**DATA TO USE**
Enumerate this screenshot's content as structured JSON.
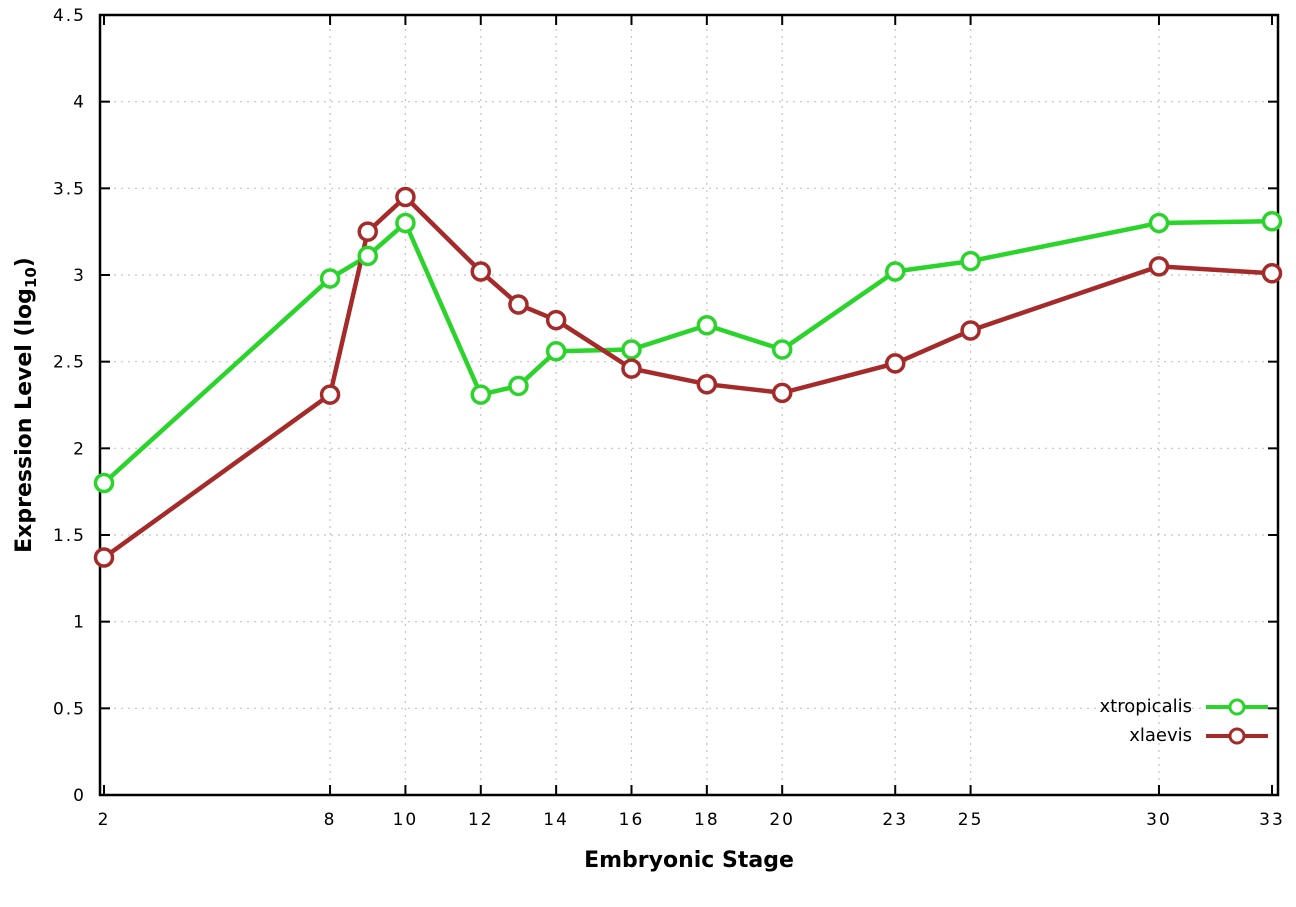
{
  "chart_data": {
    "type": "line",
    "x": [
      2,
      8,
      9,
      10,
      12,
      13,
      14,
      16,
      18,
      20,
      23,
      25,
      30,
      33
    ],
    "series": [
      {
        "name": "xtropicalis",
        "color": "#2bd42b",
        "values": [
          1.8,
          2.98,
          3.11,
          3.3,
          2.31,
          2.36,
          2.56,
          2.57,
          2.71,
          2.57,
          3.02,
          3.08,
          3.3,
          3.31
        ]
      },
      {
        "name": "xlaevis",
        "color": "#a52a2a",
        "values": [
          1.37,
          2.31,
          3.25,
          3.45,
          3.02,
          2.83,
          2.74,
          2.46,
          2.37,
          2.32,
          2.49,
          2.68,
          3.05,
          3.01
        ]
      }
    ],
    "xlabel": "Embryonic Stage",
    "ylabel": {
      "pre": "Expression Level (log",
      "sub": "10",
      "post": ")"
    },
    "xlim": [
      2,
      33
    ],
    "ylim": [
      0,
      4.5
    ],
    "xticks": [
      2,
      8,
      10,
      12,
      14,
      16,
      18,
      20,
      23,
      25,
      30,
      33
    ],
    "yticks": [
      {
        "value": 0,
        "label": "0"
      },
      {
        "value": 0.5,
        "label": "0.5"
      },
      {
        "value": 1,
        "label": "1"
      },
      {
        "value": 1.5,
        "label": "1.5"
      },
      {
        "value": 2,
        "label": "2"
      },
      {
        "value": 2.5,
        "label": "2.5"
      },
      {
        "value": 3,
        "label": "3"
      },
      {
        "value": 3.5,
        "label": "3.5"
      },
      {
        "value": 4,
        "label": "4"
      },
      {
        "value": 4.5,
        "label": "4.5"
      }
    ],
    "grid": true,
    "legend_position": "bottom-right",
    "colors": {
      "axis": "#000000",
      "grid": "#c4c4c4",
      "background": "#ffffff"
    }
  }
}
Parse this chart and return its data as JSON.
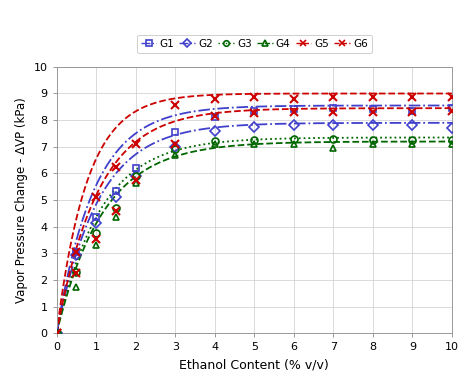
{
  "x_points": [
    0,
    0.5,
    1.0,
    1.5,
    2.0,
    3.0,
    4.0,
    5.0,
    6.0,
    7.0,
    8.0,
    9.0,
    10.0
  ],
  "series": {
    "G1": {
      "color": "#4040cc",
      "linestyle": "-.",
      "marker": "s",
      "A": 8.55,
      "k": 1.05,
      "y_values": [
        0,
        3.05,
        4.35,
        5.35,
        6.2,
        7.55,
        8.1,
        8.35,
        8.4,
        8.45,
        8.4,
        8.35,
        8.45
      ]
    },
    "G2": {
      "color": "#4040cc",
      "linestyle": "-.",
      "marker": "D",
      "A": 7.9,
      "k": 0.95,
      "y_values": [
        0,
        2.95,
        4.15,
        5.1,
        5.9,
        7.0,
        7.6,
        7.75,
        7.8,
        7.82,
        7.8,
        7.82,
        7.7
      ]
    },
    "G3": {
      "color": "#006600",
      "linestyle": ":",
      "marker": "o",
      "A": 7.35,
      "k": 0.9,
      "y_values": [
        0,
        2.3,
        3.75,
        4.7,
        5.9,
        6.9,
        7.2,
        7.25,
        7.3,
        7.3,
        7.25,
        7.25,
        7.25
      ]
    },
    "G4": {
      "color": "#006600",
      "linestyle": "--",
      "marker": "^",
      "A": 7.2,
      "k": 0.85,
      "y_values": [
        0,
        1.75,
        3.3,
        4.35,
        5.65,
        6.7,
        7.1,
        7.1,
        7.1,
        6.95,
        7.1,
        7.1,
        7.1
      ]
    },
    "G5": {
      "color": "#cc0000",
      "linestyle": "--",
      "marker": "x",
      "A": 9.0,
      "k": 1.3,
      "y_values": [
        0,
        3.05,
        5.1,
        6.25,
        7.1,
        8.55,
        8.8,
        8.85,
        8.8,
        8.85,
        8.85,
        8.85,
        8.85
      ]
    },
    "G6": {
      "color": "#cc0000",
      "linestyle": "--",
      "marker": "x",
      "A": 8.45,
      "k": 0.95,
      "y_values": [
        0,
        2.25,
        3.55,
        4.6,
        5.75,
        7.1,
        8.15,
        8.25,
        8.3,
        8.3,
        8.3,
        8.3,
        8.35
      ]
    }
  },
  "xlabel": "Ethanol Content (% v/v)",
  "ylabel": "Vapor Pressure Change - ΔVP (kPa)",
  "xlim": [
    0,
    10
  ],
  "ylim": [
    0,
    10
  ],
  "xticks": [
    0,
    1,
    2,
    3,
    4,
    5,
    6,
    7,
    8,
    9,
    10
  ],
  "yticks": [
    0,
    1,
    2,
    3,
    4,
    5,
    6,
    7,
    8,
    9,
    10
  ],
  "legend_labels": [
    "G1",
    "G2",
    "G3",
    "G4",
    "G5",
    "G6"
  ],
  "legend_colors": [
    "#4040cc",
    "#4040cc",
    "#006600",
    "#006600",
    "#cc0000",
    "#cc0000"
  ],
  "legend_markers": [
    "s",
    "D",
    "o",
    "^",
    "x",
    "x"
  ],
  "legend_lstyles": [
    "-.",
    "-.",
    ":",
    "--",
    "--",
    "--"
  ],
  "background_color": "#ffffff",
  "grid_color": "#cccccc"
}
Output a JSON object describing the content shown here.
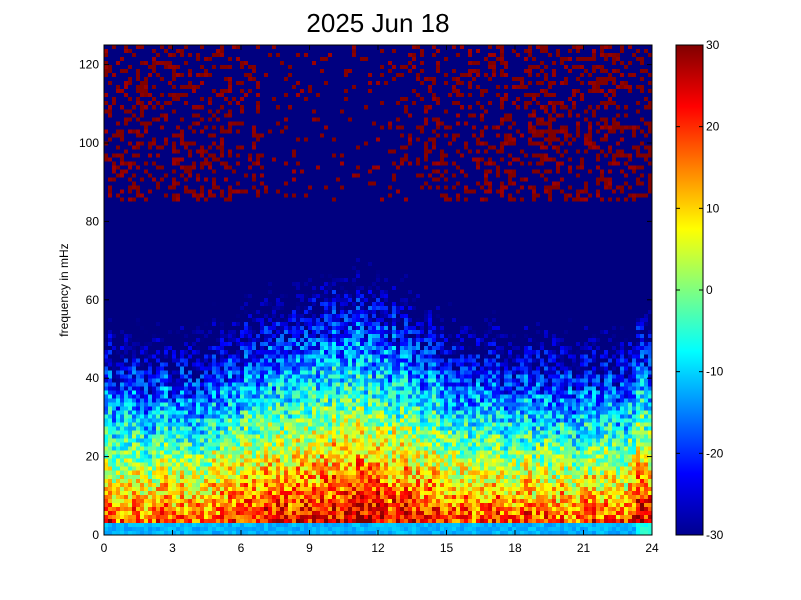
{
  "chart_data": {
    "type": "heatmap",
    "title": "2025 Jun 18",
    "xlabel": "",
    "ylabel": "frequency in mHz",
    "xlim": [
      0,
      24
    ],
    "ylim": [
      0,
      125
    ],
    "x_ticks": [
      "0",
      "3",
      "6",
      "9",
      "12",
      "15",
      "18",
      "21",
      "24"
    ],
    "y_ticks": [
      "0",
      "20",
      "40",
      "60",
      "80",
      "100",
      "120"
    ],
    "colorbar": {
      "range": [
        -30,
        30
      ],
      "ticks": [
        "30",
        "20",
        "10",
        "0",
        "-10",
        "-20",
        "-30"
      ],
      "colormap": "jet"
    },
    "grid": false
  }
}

**EXERCISE INSTRUCTIONS**
Using the data above, print every line exactly, omitting pictures.

**RESPONSE**
Enumerate this screenshot's content as structured JSON.
{
  "chart_data": {
    "type": "line",
    "x": [
      2,
      8,
      9,
      10,
      12,
      13,
      14,
      16,
      18,
      20,
      23,
      25,
      30,
      33
    ],
    "series": [
      {
        "name": "xtropicalis",
        "color": "#2bd42b",
        "values": [
          1.8,
          2.98,
          3.11,
          3.3,
          2.31,
          2.36,
          2.56,
          2.57,
          2.71,
          2.57,
          3.02,
          3.08,
          3.3,
          3.31
        ]
      },
      {
        "name": "xlaevis",
        "color": "#a52a2a",
        "values": [
          1.37,
          2.31,
          3.25,
          3.45,
          3.02,
          2.83,
          2.74,
          2.46,
          2.37,
          2.32,
          2.49,
          2.68,
          3.05,
          3.01
        ]
      }
    ],
    "xlabel": "Embryonic Stage",
    "ylabel": {
      "pre": "Expression Level (log",
      "sub": "10",
      "post": ")"
    },
    "xlim": [
      2,
      33
    ],
    "ylim": [
      0,
      4.5
    ],
    "xticks": [
      2,
      8,
      10,
      12,
      14,
      16,
      18,
      20,
      23,
      25,
      30,
      33
    ],
    "yticks": [
      {
        "value": 0,
        "label": "0"
      },
      {
        "value": 0.5,
        "label": "0.5"
      },
      {
        "value": 1,
        "label": "1"
      },
      {
        "value": 1.5,
        "label": "1.5"
      },
      {
        "value": 2,
        "label": "2"
      },
      {
        "value": 2.5,
        "label": "2.5"
      },
      {
        "value": 3,
        "label": "3"
      },
      {
        "value": 3.5,
        "label": "3.5"
      },
      {
        "value": 4,
        "label": "4"
      },
      {
        "value": 4.5,
        "label": "4.5"
      }
    ],
    "grid": true,
    "legend_position": "bottom-right",
    "colors": {
      "axis": "#000000",
      "grid": "#c4c4c4",
      "background": "#ffffff"
    }
  }
}
Parse this chart and return its data as JSON.
{
  "x_points": [
    0,
    0.5,
    1.0,
    1.5,
    2.0,
    3.0,
    4.0,
    5.0,
    6.0,
    7.0,
    8.0,
    9.0,
    10.0
  ],
  "series": {
    "G1": {
      "color": "#4040cc",
      "linestyle": "-.",
      "marker": "s",
      "A": 8.55,
      "k": 1.05,
      "y_values": [
        0,
        3.05,
        4.35,
        5.35,
        6.2,
        7.55,
        8.1,
        8.35,
        8.4,
        8.45,
        8.4,
        8.35,
        8.45
      ]
    },
    "G2": {
      "color": "#4040cc",
      "linestyle": "-.",
      "marker": "D",
      "A": 7.9,
      "k": 0.95,
      "y_values": [
        0,
        2.95,
        4.15,
        5.1,
        5.9,
        7.0,
        7.6,
        7.75,
        7.8,
        7.82,
        7.8,
        7.82,
        7.7
      ]
    },
    "G3": {
      "color": "#006600",
      "linestyle": ":",
      "marker": "o",
      "A": 7.35,
      "k": 0.9,
      "y_values": [
        0,
        2.3,
        3.75,
        4.7,
        5.9,
        6.9,
        7.2,
        7.25,
        7.3,
        7.3,
        7.25,
        7.25,
        7.25
      ]
    },
    "G4": {
      "color": "#006600",
      "linestyle": "--",
      "marker": "^",
      "A": 7.2,
      "k": 0.85,
      "y_values": [
        0,
        1.75,
        3.3,
        4.35,
        5.65,
        6.7,
        7.1,
        7.1,
        7.1,
        6.95,
        7.1,
        7.1,
        7.1
      ]
    },
    "G5": {
      "color": "#cc0000",
      "linestyle": "--",
      "marker": "x",
      "A": 9.0,
      "k": 1.3,
      "y_values": [
        0,
        3.05,
        5.1,
        6.25,
        7.1,
        8.55,
        8.8,
        8.85,
        8.8,
        8.85,
        8.85,
        8.85,
        8.85
      ]
    },
    "G6": {
      "color": "#cc0000",
      "linestyle": "--",
      "marker": "x",
      "A": 8.45,
      "k": 0.95,
      "y_values": [
        0,
        2.25,
        3.55,
        4.6,
        5.75,
        7.1,
        8.15,
        8.25,
        8.3,
        8.3,
        8.3,
        8.3,
        8.35
      ]
    }
  },
  "xlabel": "Ethanol Content (% v/v)",
  "ylabel": "Vapor Pressure Change - ΔVP (kPa)",
  "xlim": [
    0,
    10
  ],
  "ylim": [
    0,
    10
  ],
  "xticks": [
    0,
    1,
    2,
    3,
    4,
    5,
    6,
    7,
    8,
    9,
    10
  ],
  "yticks": [
    0,
    1,
    2,
    3,
    4,
    5,
    6,
    7,
    8,
    9,
    10
  ],
  "legend_labels": [
    "G1",
    "G2",
    "G3",
    "G4",
    "G5",
    "G6"
  ],
  "legend_colors": [
    "#4040cc",
    "#4040cc",
    "#006600",
    "#006600",
    "#cc0000",
    "#cc0000"
  ],
  "legend_markers": [
    "s",
    "D",
    "o",
    "^",
    "x",
    "x"
  ],
  "legend_lstyles": [
    "-.",
    "-.",
    ":",
    "--",
    "--",
    "--"
  ],
  "background_color": "#ffffff",
  "grid_color": "#cccccc"
}
Output a JSON object describing the content shown here.
{
  "chart_data": {
    "type": "heatmap",
    "title": "2025 Jun 18",
    "xlabel": "",
    "ylabel": "frequency in mHz",
    "xlim": [
      0,
      24
    ],
    "ylim": [
      0,
      125
    ],
    "x_ticks": [
      "0",
      "3",
      "6",
      "9",
      "12",
      "15",
      "18",
      "21",
      "24"
    ],
    "y_ticks": [
      "0",
      "20",
      "40",
      "60",
      "80",
      "100",
      "120"
    ],
    "colorbar": {
      "range": [
        -30,
        30
      ],
      "ticks": [
        "30",
        "20",
        "10",
        "0",
        "-10",
        "-20",
        "-30"
      ],
      "colormap": "jet"
    },
    "grid": false
  }
}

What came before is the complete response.